■ **REQUIREMENT**
Please print every record below exactly as it appears.

Records contained in a dataset
»»

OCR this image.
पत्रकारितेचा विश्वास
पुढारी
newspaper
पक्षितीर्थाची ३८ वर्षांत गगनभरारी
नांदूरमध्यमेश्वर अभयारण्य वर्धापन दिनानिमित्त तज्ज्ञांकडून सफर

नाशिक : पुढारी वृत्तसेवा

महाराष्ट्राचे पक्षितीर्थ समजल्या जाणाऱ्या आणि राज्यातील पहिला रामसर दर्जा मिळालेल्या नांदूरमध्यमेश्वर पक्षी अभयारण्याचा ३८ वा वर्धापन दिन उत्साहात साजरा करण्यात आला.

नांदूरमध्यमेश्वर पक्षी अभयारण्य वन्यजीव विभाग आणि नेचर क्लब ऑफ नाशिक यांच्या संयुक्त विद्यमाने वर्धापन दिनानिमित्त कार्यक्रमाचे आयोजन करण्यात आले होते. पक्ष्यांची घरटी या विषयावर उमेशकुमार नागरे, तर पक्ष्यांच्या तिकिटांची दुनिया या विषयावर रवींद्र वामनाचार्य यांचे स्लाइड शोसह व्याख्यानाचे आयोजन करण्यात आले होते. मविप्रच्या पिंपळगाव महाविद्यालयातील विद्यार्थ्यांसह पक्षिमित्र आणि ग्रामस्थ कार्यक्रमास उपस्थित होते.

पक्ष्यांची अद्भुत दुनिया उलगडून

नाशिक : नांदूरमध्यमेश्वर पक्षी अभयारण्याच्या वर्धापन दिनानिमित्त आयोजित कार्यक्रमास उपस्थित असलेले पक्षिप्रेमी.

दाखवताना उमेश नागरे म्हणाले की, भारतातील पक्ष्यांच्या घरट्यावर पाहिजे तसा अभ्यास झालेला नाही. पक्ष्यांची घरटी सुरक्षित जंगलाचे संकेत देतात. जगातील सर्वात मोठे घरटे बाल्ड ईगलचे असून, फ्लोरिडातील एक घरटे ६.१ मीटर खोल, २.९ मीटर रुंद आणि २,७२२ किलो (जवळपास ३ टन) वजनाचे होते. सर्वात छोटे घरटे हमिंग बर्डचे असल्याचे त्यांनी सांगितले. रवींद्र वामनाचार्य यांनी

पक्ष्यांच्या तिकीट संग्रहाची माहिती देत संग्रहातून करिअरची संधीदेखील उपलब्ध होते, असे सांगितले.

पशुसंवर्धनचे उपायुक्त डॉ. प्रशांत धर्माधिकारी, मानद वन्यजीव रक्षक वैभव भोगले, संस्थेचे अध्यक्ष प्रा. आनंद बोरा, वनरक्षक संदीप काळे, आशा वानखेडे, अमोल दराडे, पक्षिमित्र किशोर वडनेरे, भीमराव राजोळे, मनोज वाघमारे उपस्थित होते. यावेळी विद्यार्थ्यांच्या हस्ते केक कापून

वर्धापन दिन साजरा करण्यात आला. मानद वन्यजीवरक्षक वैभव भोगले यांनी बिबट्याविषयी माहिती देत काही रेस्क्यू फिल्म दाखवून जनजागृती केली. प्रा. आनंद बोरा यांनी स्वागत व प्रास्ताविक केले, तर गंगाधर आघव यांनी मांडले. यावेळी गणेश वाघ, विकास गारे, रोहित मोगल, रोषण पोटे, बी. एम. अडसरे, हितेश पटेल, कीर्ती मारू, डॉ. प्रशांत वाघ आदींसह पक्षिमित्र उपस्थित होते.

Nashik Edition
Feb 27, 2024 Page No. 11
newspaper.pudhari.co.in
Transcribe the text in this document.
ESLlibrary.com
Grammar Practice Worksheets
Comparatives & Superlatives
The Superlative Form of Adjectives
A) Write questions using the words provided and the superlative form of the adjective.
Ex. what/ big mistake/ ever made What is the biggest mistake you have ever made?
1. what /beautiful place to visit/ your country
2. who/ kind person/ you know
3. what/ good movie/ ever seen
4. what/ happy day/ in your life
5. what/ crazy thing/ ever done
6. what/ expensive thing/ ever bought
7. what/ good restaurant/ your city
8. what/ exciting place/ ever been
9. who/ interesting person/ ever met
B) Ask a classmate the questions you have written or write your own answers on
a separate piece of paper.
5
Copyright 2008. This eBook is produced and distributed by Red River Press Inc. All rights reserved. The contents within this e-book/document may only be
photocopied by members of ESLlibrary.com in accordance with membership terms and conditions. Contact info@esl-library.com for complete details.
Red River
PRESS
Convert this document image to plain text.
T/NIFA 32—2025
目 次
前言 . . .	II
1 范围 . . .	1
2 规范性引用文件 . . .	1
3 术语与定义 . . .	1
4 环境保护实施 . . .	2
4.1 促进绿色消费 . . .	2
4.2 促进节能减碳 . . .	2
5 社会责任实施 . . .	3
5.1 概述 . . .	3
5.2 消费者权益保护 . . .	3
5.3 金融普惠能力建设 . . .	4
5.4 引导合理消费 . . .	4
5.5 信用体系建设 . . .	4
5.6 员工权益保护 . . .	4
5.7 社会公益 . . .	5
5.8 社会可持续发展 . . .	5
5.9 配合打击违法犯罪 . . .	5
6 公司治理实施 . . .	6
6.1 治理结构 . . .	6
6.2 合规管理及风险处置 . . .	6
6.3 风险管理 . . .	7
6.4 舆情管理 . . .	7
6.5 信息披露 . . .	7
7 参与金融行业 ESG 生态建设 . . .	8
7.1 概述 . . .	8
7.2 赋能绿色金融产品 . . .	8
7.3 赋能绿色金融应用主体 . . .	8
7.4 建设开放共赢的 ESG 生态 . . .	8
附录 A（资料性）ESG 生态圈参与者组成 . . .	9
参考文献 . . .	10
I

««

■ **THE RESULT**
OCR this image.
पत्रकारितेचा विश्वास
पुढारी
newspaper
पक्षितीर्थाची ३८ वर्षांत गगनभरारी
नांदूरमध्यमेश्वर अभयारण्य वर्धापन दिनानिमित्त तज्ज्ञांकडून सफर

नाशिक : पुढारी वृत्तसेवा

महाराष्ट्राचे पक्षितीर्थ समजल्या जाणाऱ्या आणि राज्यातील पहिला रामसर दर्जा मिळालेल्या नांदूरमध्यमेश्वर पक्षी अभयारण्याचा ३८ वा वर्धापन दिन उत्साहात साजरा करण्यात आला.

नांदूरमध्यमेश्वर पक्षी अभयारण्य वन्यजीव विभाग आणि नेचर क्लब ऑफ नाशिक यांच्या संयुक्त विद्यमाने वर्धापन दिनानिमित्त कार्यक्रमाचे आयोजन करण्यात आले होते. पक्ष्यांची घरटी या विषयावर उमेशकुमार नागरे, तर पक्ष्यांच्या तिकिटांची दुनिया या विषयावर रवींद्र वामनाचार्य यांचे स्लाइड शोसह व्याख्यानाचे आयोजन करण्यात आले होते. मविप्रच्या पिंपळगाव महाविद्यालयातील विद्यार्थ्यांसह पक्षिमित्र आणि ग्रामस्थ कार्यक्रमास उपस्थित होते.

पक्ष्यांची अद्भुत दुनिया उलगडून

नाशिक : नांदूरमध्यमेश्वर पक्षी अभयारण्याच्या वर्धापन दिनानिमित्त आयोजित कार्यक्रमास उपस्थित असलेले पक्षिप्रेमी.

दाखवताना उमेश नागरे म्हणाले की, भारतातील पक्ष्यांच्या घरट्यावर पाहिजे तसा अभ्यास झालेला नाही. पक्ष्यांची घरटी सुरक्षित जंगलाचे संकेत देतात. जगातील सर्वात मोठे घरटे बाल्ड ईगलचे असून, फ्लोरिडातील एक घरटे ६.१ मीटर खोल, २.९ मीटर रुंद आणि २,७२२ किलो (जवळपास ३ टन) वजनाचे होते. सर्वात छोटे घरटे हमिंग बर्डचे असल्याचे त्यांनी सांगितले. रवींद्र वामनाचार्य यांनी

पक्ष्यांच्या तिकीट संग्रहाची माहिती देत संग्रहातून करिअरची संधीदेखील उपलब्ध होते, असे सांगितले.

पशुसंवर्धनचे उपायुक्त डॉ. प्रशांत धर्माधिकारी, मानद वन्यजीव रक्षक वैभव भोगले, संस्थेचे अध्यक्ष प्रा. आनंद बोरा, वनरक्षक संदीप काळे, आशा वानखेडे, अमोल दराडे, पक्षिमित्र किशोर वडनेरे, भीमराव राजोळे, मनोज वाघमारे उपस्थित होते. यावेळी विद्यार्थ्यांच्या हस्ते केक कापून

वर्धापन दिन साजरा करण्यात आला. मानद वन्यजीवरक्षक वैभव भोगले यांनी बिबट्याविषयी माहिती देत काही रेस्क्यू फिल्म दाखवून जनजागृती केली. प्रा. आनंद बोरा यांनी स्वागत व प्रास्ताविक केले, तर गंगाधर आघव यांनी मांडले. यावेळी गणेश वाघ, विकास गारे, रोहित मोगल, रोषण पोटे, बी. एम. अडसरे, हितेश पटेल, कीर्ती मारू, डॉ. प्रशांत वाघ आदींसह पक्षिमित्र उपस्थित होते.

Nashik Edition
Feb 27, 2024 Page No. 11
newspaper.pudhari.co.in
Transcribe the text in this document.
ESLlibrary.com
Grammar Practice Worksheets
Comparatives & Superlatives
The Superlative Form of Adjectives
A) Write questions using the words provided and the superlative form of the adjective.
Ex. what/ big mistake/ ever made What is the biggest mistake you have ever made?
1. what /beautiful place to visit/ your country
2. who/ kind person/ you know
3. what/ good movie/ ever seen
4. what/ happy day/ in your life
5. what/ crazy thing/ ever done
6. what/ expensive thing/ ever bought
7. what/ good restaurant/ your city
8. what/ exciting place/ ever been
9. who/ interesting person/ ever met
B) Ask a classmate the questions you have written or write your own answers on
a separate piece of paper.
5
Copyright 2008. This eBook is produced and distributed by Red River Press Inc. All rights reserved. The contents within this e-book/document may only be
photocopied by members of ESLlibrary.com in accordance with membership terms and conditions. Contact info@esl-library.com for complete details.
Red River
PRESS
Convert this document image to plain text.
T/NIFA 32—2025
目 次
前言 . . .	II
1 范围 . . .	1
2 规范性引用文件 . . .	1
3 术语与定义 . . .	1
4 环境保护实施 . . .	2
4.1 促进绿色消费 . . .	2
4.2 促进节能减碳 . . .	2
5 社会责任实施 . . .	3
5.1 概述 . . .	3
5.2 消费者权益保护 . . .	3
5.3 金融普惠能力建设 . . .	4
5.4 引导合理消费 . . .	4
5.5 信用体系建设 . . .	4
5.6 员工权益保护 . . .	4
5.7 社会公益 . . .	5
5.8 社会可持续发展 . . .	5
5.9 配合打击违法犯罪 . . .	5
6 公司治理实施 . . .	6
6.1 治理结构 . . .	6
6.2 合规管理及风险处置 . . .	6
6.3 风险管理 . . .	7
6.4 舆情管理 . . .	7
6.5 信息披露 . . .	7
7 参与金融行业 ESG 生态建设 . . .	8
7.1 概述 . . .	8
7.2 赋能绿色金融产品 . . .	8
7.3 赋能绿色金融应用主体 . . .	8
7.4 建设开放共赢的 ESG 生态 . . .	8
附录 A（资料性）ESG 生态圈参与者组成 . . .	9
参考文献 . . .	10
I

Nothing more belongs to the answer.